* EXERCISE *
Pictures do not belong in the copy; quote every entry below exactly.
--------------------------------
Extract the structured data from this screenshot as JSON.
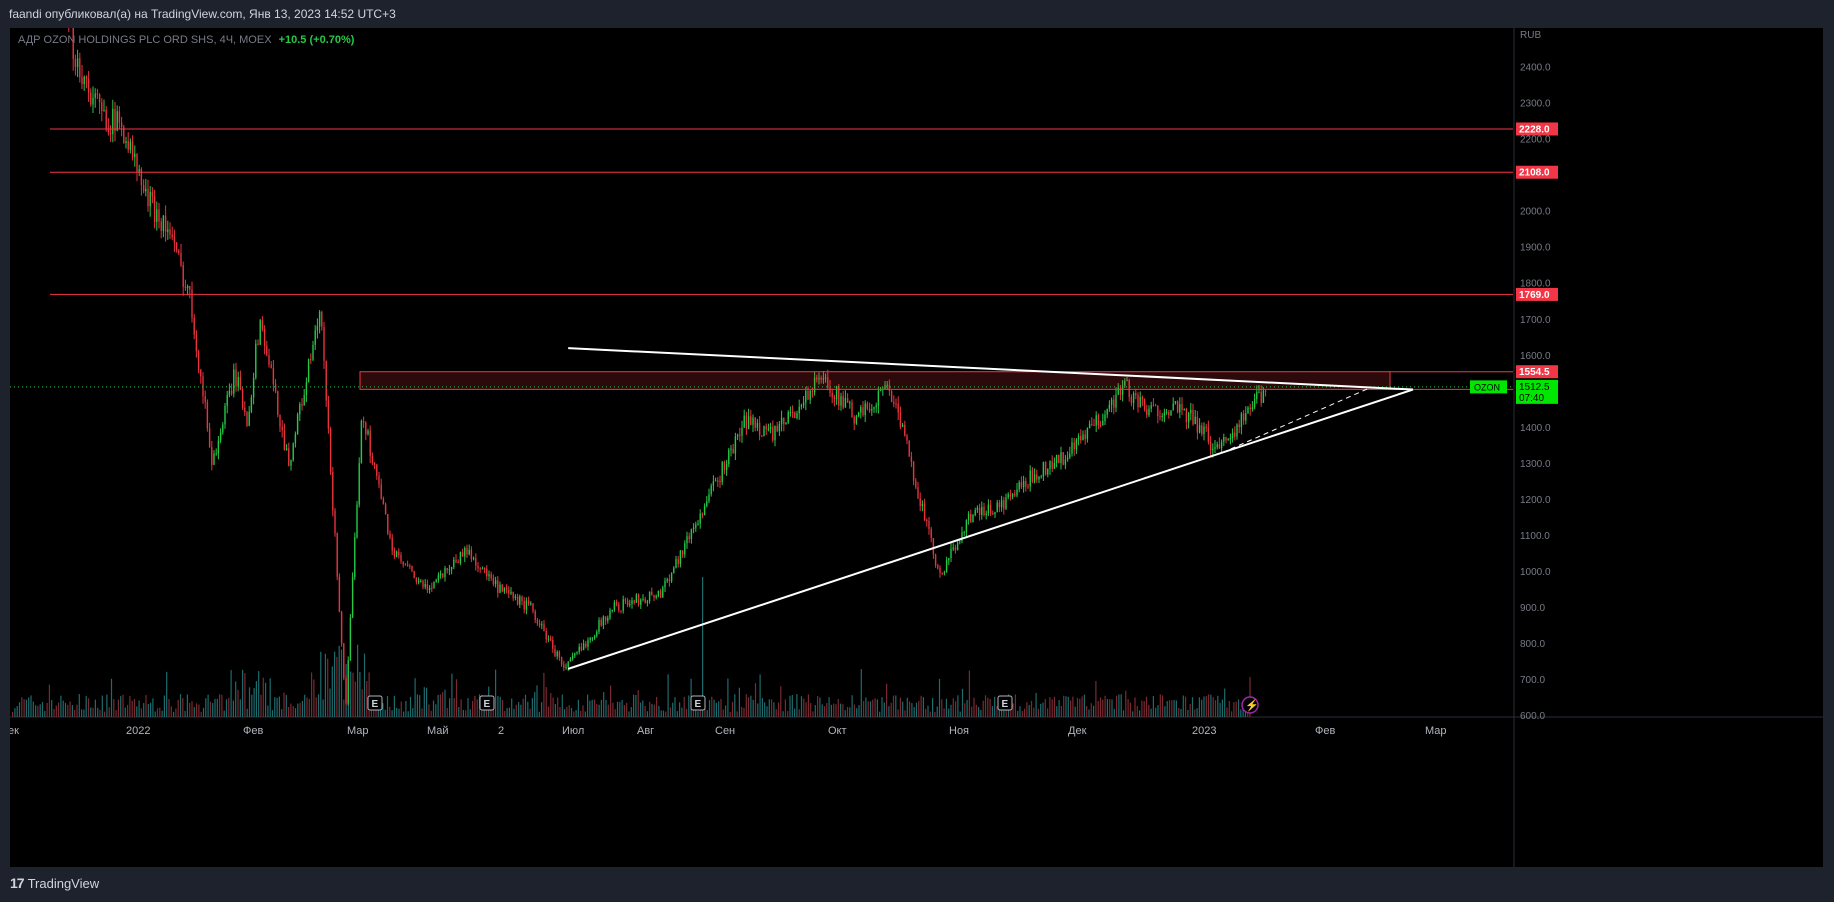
{
  "header": {
    "publish_text": "faandi опубликовал(а) на TradingView.com, Янв 13, 2023 14:52 UTC+3"
  },
  "symbol": {
    "name": "АДР OZON HOLDINGS PLC ORD SHS, 4Ч, MOEX",
    "change": "+10.5 (+0.70%)"
  },
  "footer": {
    "brand_logo": "17",
    "brand_name": "TradingView"
  },
  "colors": {
    "background": "#000000",
    "up": "#26c846",
    "down": "#e8343c",
    "level_line": "#f23645",
    "trendline": "#ffffff",
    "label_bg": "#f23645",
    "price_label_bg": "#00e600"
  },
  "chart_data": {
    "type": "candlestick",
    "currency": "RUB",
    "y_ticks": [
      2400,
      2300,
      2200,
      2100,
      2000,
      1900,
      1800,
      1700,
      1600,
      1500,
      1400,
      1300,
      1200,
      1100,
      1000,
      900,
      800,
      700,
      600
    ],
    "x_ticks": [
      "ек",
      "2022",
      "Фев",
      "Мар",
      "Май",
      "2",
      "Июл",
      "Авг",
      "Сен",
      "Окт",
      "Ноя",
      "Дек",
      "2023",
      "Фев",
      "Мар"
    ],
    "horizontal_levels": [
      2228.0,
      2108.0,
      1769.0
    ],
    "zone": {
      "top": 1554.5,
      "bottom": 1505.5
    },
    "level_labels": [
      "2228.0",
      "2108.0",
      "1769.0",
      "1554.5",
      "1505.5"
    ],
    "current_price": {
      "symbol": "OZON",
      "price": "1512.5",
      "countdown": "07:40",
      "value": 1512.5
    },
    "earnings_markers": [
      "E",
      "E",
      "E",
      "E"
    ],
    "dividend_marker": "⚡",
    "price_path": [
      [
        "2021-12-28",
        2560
      ],
      [
        "2022-01-04",
        2380
      ],
      [
        "2022-01-10",
        2270
      ],
      [
        "2022-01-17",
        2230
      ],
      [
        "2022-01-24",
        2040
      ],
      [
        "2022-01-31",
        1950
      ],
      [
        "2022-02-07",
        1760
      ],
      [
        "2022-02-14",
        1300
      ],
      [
        "2022-02-21",
        1550
      ],
      [
        "2022-02-25",
        1420
      ],
      [
        "2022-03-01",
        1700
      ],
      [
        "2022-03-10",
        1300
      ],
      [
        "2022-03-20",
        1720
      ],
      [
        "2022-03-28",
        620
      ],
      [
        "2022-04-02",
        1450
      ],
      [
        "2022-04-12",
        1050
      ],
      [
        "2022-04-22",
        950
      ],
      [
        "2022-05-05",
        1060
      ],
      [
        "2022-05-15",
        950
      ],
      [
        "2022-05-25",
        900
      ],
      [
        "2022-06-05",
        730
      ],
      [
        "2022-06-20",
        900
      ],
      [
        "2022-07-05",
        940
      ],
      [
        "2022-07-20",
        1200
      ],
      [
        "2022-08-01",
        1420
      ],
      [
        "2022-08-10",
        1380
      ],
      [
        "2022-08-25",
        1540
      ],
      [
        "2022-09-05",
        1420
      ],
      [
        "2022-09-15",
        1520
      ],
      [
        "2022-09-22",
        1300
      ],
      [
        "2022-10-01",
        980
      ],
      [
        "2022-10-10",
        1150
      ],
      [
        "2022-10-20",
        1180
      ],
      [
        "2022-11-01",
        1280
      ],
      [
        "2022-11-10",
        1320
      ],
      [
        "2022-11-20",
        1420
      ],
      [
        "2022-11-28",
        1520
      ],
      [
        "2022-12-05",
        1440
      ],
      [
        "2022-12-12",
        1460
      ],
      [
        "2022-12-20",
        1420
      ],
      [
        "2022-12-27",
        1340
      ],
      [
        "2023-01-04",
        1420
      ],
      [
        "2023-01-12",
        1512
      ]
    ],
    "trendlines": [
      {
        "name": "upper",
        "from": [
          "2022-06-06",
          1620
        ],
        "to": [
          "2023-02-27",
          1505
        ]
      },
      {
        "name": "lower",
        "from": [
          "2022-06-06",
          730
        ],
        "to": [
          "2023-02-27",
          1505
        ]
      },
      {
        "name": "dashed",
        "from": [
          "2022-12-29",
          1330
        ],
        "to": [
          "2023-02-14",
          1512
        ],
        "dashed": true
      }
    ]
  }
}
--------------------------------
* IN RESPONSE *
Extract the structured data from this screenshot as JSON.
{
  "header": {
    "publish_text": "faandi опубликовал(а) на TradingView.com, Янв 13, 2023 14:52 UTC+3"
  },
  "symbol": {
    "name": "АДР OZON HOLDINGS PLC ORD SHS, 4Ч, MOEX",
    "change": "+10.5 (+0.70%)"
  },
  "footer": {
    "brand_logo": "17",
    "brand_name": "TradingView"
  },
  "colors": {
    "background": "#000000",
    "up": "#26c846",
    "down": "#e8343c",
    "level_line": "#f23645",
    "trendline": "#ffffff",
    "label_bg": "#f23645",
    "price_label_bg": "#00e600"
  },
  "chart_data": {
    "type": "candlestick",
    "currency": "RUB",
    "y_ticks": [
      2400,
      2300,
      2200,
      2100,
      2000,
      1900,
      1800,
      1700,
      1600,
      1500,
      1400,
      1300,
      1200,
      1100,
      1000,
      900,
      800,
      700,
      600
    ],
    "x_ticks": [
      "ек",
      "2022",
      "Фев",
      "Мар",
      "Май",
      "2",
      "Июл",
      "Авг",
      "Сен",
      "Окт",
      "Ноя",
      "Дек",
      "2023",
      "Фев",
      "Мар"
    ],
    "horizontal_levels": [
      2228.0,
      2108.0,
      1769.0
    ],
    "zone": {
      "top": 1554.5,
      "bottom": 1505.5
    },
    "level_labels": [
      "2228.0",
      "2108.0",
      "1769.0",
      "1554.5",
      "1505.5"
    ],
    "current_price": {
      "symbol": "OZON",
      "price": "1512.5",
      "countdown": "07:40",
      "value": 1512.5
    },
    "earnings_markers": [
      "E",
      "E",
      "E",
      "E"
    ],
    "dividend_marker": "⚡",
    "price_path": [
      [
        "2021-12-28",
        2560
      ],
      [
        "2022-01-04",
        2380
      ],
      [
        "2022-01-10",
        2270
      ],
      [
        "2022-01-17",
        2230
      ],
      [
        "2022-01-24",
        2040
      ],
      [
        "2022-01-31",
        1950
      ],
      [
        "2022-02-07",
        1760
      ],
      [
        "2022-02-14",
        1300
      ],
      [
        "2022-02-21",
        1550
      ],
      [
        "2022-02-25",
        1420
      ],
      [
        "2022-03-01",
        1700
      ],
      [
        "2022-03-10",
        1300
      ],
      [
        "2022-03-20",
        1720
      ],
      [
        "2022-03-28",
        620
      ],
      [
        "2022-04-02",
        1450
      ],
      [
        "2022-04-12",
        1050
      ],
      [
        "2022-04-22",
        950
      ],
      [
        "2022-05-05",
        1060
      ],
      [
        "2022-05-15",
        950
      ],
      [
        "2022-05-25",
        900
      ],
      [
        "2022-06-05",
        730
      ],
      [
        "2022-06-20",
        900
      ],
      [
        "2022-07-05",
        940
      ],
      [
        "2022-07-20",
        1200
      ],
      [
        "2022-08-01",
        1420
      ],
      [
        "2022-08-10",
        1380
      ],
      [
        "2022-08-25",
        1540
      ],
      [
        "2022-09-05",
        1420
      ],
      [
        "2022-09-15",
        1520
      ],
      [
        "2022-09-22",
        1300
      ],
      [
        "2022-10-01",
        980
      ],
      [
        "2022-10-10",
        1150
      ],
      [
        "2022-10-20",
        1180
      ],
      [
        "2022-11-01",
        1280
      ],
      [
        "2022-11-10",
        1320
      ],
      [
        "2022-11-20",
        1420
      ],
      [
        "2022-11-28",
        1520
      ],
      [
        "2022-12-05",
        1440
      ],
      [
        "2022-12-12",
        1460
      ],
      [
        "2022-12-20",
        1420
      ],
      [
        "2022-12-27",
        1340
      ],
      [
        "2023-01-04",
        1420
      ],
      [
        "2023-01-12",
        1512
      ]
    ],
    "trendlines": [
      {
        "name": "upper",
        "from": [
          "2022-06-06",
          1620
        ],
        "to": [
          "2023-02-27",
          1505
        ]
      },
      {
        "name": "lower",
        "from": [
          "2022-06-06",
          730
        ],
        "to": [
          "2023-02-27",
          1505
        ]
      },
      {
        "name": "dashed",
        "from": [
          "2022-12-29",
          1330
        ],
        "to": [
          "2023-02-14",
          1512
        ],
        "dashed": true
      }
    ]
  }
}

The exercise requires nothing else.